STATED PROBLEM: Gather all lines with "DISTANCE" from the records.

(Dataset items)
# # #

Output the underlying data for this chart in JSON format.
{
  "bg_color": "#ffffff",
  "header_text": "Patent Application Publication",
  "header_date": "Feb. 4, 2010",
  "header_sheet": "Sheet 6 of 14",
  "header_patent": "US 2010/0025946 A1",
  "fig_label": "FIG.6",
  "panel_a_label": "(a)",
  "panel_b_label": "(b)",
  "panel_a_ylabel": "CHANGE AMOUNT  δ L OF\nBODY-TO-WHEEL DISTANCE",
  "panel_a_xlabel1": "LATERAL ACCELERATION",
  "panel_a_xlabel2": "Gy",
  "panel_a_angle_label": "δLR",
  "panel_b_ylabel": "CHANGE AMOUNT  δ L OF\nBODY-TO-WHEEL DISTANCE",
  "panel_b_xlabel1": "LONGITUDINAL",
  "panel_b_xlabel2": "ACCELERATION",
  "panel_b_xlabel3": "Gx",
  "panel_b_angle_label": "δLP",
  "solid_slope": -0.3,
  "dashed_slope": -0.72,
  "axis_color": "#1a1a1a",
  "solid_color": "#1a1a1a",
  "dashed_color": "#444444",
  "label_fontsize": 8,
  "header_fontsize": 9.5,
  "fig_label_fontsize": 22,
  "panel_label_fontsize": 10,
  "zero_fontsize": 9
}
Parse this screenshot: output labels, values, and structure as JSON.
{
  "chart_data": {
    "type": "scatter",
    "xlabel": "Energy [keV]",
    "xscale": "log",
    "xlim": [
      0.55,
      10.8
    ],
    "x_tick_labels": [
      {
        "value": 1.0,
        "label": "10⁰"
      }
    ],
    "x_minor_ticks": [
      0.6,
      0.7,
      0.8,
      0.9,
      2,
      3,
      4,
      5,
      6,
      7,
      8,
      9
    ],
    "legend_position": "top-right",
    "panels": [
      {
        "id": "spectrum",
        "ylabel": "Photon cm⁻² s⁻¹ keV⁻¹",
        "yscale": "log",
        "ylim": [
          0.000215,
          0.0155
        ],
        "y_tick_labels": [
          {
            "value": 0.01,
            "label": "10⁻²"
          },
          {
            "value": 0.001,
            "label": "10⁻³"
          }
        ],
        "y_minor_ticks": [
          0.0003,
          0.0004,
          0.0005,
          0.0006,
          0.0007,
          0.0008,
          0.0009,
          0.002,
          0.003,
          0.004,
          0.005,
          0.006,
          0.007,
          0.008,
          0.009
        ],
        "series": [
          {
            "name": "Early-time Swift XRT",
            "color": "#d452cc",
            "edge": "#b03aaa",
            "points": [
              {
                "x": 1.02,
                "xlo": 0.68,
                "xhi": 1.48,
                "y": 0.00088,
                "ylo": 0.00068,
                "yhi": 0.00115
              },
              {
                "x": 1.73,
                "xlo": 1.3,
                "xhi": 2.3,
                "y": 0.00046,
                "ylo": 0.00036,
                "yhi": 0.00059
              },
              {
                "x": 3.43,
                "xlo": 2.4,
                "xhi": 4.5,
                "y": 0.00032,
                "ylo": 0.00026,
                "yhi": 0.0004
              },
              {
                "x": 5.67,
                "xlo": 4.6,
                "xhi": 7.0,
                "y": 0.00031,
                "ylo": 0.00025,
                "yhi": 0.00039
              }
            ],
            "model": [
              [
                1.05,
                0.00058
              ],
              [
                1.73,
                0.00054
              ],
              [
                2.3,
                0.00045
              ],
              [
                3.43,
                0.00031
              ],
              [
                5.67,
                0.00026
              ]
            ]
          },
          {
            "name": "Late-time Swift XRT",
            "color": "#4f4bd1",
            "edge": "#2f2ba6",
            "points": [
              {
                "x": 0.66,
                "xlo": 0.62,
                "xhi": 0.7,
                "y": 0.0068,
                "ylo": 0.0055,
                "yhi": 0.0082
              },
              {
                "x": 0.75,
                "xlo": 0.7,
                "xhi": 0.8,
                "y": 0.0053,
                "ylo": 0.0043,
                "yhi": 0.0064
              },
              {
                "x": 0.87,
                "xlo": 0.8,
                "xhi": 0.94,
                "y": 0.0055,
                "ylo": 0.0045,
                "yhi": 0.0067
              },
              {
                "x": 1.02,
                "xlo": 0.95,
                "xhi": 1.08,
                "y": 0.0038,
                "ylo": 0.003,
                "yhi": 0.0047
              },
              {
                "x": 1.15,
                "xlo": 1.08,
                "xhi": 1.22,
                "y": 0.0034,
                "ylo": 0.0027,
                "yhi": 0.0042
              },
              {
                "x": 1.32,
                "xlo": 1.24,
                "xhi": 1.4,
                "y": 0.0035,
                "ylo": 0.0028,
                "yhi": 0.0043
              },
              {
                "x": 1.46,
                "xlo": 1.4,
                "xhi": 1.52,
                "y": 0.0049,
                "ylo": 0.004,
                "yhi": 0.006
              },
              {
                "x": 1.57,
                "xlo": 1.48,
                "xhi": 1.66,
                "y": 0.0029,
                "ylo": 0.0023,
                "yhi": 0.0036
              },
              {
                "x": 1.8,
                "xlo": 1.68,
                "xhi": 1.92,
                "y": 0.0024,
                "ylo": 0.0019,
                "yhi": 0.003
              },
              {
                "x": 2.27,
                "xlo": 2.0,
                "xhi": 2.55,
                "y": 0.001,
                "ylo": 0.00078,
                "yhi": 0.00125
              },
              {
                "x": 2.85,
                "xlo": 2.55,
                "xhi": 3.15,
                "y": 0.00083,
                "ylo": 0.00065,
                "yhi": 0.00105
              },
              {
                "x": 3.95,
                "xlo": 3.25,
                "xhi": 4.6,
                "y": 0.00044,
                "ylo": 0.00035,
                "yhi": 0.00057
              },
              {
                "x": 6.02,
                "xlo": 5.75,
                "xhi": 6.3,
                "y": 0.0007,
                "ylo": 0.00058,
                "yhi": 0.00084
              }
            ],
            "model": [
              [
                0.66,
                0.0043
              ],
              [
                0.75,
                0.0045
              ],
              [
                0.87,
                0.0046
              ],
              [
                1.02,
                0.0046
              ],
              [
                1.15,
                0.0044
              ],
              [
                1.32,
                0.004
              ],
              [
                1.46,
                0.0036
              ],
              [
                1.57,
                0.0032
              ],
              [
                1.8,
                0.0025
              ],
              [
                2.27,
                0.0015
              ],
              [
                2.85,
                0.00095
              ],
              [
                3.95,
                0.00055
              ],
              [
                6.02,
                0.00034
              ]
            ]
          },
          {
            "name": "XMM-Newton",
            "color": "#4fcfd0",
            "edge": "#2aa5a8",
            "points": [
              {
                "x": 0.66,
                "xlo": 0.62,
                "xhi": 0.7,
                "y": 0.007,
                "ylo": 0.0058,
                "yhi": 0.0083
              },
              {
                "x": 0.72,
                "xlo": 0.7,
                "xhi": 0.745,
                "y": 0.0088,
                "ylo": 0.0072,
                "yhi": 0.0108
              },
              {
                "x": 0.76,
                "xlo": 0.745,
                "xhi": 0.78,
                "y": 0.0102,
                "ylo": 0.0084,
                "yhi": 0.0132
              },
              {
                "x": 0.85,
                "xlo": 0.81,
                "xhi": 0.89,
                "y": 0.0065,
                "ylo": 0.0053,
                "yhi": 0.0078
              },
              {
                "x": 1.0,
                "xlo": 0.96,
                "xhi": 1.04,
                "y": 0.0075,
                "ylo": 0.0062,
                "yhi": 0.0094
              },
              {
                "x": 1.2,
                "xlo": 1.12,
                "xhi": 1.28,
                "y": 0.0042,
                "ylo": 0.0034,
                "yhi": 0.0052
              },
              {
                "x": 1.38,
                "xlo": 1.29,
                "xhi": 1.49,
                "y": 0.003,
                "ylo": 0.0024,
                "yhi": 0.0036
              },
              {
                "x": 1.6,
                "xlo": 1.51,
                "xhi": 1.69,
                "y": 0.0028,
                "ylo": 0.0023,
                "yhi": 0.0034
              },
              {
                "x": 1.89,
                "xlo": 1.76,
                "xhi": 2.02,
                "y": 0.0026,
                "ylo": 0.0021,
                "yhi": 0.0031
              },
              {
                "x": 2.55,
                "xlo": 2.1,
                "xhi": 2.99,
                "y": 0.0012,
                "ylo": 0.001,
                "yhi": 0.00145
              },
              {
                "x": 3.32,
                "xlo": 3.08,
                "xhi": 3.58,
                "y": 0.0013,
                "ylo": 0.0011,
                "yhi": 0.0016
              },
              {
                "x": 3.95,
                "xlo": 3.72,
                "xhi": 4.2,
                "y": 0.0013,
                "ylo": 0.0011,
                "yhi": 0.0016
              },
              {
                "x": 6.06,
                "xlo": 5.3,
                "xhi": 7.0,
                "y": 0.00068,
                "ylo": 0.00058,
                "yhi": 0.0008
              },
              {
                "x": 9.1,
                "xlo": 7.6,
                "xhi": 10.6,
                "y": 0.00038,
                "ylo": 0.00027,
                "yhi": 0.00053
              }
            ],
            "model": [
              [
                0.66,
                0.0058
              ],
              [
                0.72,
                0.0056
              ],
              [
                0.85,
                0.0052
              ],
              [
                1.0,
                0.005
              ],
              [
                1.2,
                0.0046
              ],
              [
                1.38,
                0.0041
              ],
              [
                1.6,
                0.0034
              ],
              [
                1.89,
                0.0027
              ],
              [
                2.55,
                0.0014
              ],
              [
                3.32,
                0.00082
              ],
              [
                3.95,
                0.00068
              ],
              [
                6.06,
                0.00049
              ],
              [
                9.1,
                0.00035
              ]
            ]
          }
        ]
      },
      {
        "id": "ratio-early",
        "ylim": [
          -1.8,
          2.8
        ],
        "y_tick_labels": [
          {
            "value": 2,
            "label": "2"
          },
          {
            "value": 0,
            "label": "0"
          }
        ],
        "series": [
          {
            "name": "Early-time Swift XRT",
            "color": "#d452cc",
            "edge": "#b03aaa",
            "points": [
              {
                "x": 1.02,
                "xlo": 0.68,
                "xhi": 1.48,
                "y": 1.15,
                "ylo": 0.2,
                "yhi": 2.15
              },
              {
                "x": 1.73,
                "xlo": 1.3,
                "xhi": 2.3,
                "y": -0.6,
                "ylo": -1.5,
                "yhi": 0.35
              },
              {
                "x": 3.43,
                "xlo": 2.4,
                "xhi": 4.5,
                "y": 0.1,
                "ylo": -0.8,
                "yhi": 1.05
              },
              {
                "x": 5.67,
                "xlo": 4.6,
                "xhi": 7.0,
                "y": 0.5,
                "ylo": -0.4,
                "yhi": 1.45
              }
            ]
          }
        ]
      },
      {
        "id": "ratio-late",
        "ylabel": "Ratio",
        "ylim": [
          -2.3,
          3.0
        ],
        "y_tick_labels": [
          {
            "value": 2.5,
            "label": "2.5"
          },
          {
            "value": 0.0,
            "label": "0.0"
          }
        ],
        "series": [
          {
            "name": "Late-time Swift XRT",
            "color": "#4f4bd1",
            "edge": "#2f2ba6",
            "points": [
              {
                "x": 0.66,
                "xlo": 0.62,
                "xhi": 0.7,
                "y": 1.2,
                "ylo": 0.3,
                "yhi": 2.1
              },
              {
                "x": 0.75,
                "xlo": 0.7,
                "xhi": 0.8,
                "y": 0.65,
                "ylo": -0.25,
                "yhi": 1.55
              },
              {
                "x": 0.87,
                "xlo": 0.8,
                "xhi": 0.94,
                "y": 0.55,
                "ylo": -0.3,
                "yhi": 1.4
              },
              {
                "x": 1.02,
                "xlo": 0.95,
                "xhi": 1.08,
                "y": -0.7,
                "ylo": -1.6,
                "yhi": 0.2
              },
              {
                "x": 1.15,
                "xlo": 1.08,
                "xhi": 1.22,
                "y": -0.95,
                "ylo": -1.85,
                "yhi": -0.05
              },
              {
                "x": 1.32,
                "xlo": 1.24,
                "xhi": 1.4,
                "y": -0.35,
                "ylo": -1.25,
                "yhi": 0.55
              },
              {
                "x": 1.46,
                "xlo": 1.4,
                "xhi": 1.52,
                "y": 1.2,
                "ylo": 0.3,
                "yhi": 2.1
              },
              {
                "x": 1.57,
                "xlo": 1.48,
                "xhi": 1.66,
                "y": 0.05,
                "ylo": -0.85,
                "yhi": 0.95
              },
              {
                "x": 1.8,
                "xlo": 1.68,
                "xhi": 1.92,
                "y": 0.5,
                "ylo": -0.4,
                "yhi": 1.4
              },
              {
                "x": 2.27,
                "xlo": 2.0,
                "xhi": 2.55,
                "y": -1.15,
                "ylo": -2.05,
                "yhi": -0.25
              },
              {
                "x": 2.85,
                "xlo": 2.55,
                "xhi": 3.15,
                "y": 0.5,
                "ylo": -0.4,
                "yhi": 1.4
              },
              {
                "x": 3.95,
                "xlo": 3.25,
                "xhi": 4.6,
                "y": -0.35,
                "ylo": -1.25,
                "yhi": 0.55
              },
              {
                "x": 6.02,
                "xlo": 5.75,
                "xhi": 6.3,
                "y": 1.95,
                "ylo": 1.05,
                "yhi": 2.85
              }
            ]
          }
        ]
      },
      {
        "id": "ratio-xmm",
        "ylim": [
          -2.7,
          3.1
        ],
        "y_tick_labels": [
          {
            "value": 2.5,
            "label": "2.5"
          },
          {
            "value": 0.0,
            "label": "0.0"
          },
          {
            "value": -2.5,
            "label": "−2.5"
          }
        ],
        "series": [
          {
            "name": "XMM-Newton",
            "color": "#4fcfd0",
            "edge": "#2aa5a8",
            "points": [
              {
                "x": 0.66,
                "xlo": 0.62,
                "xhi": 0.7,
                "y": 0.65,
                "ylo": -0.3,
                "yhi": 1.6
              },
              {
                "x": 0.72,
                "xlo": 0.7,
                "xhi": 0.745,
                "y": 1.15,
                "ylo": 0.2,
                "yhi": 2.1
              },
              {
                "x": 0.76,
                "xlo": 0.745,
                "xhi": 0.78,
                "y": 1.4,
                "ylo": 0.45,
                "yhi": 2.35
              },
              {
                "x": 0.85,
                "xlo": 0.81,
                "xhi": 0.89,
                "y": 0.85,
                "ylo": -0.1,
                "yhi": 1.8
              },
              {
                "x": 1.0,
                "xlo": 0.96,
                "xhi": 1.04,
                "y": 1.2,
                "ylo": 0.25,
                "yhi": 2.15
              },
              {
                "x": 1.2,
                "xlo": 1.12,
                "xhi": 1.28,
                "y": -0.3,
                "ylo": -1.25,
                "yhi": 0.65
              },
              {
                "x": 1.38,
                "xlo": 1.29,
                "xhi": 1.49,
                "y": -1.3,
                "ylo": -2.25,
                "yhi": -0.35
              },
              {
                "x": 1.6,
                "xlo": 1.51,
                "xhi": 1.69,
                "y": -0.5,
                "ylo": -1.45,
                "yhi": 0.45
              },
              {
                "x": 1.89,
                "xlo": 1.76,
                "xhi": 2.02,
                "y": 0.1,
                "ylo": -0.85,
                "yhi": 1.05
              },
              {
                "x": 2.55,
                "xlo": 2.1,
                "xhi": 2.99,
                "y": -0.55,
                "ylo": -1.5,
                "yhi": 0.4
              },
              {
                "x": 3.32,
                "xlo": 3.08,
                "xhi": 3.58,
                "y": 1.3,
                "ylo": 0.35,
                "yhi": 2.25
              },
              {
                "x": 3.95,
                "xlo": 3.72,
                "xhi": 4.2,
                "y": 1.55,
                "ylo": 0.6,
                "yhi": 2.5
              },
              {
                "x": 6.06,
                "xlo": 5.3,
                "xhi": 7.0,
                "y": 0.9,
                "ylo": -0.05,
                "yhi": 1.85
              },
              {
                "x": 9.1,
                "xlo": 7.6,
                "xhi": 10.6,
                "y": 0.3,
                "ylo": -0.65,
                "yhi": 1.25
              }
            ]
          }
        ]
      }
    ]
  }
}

# # #

EXERCISE RESPONSE:
  "panel_a_ylabel": "CHANGE AMOUNT  δ L OF\nBODY-TO-WHEEL DISTANCE",
  "panel_b_ylabel": "CHANGE AMOUNT  δ L OF\nBODY-TO-WHEEL DISTANCE",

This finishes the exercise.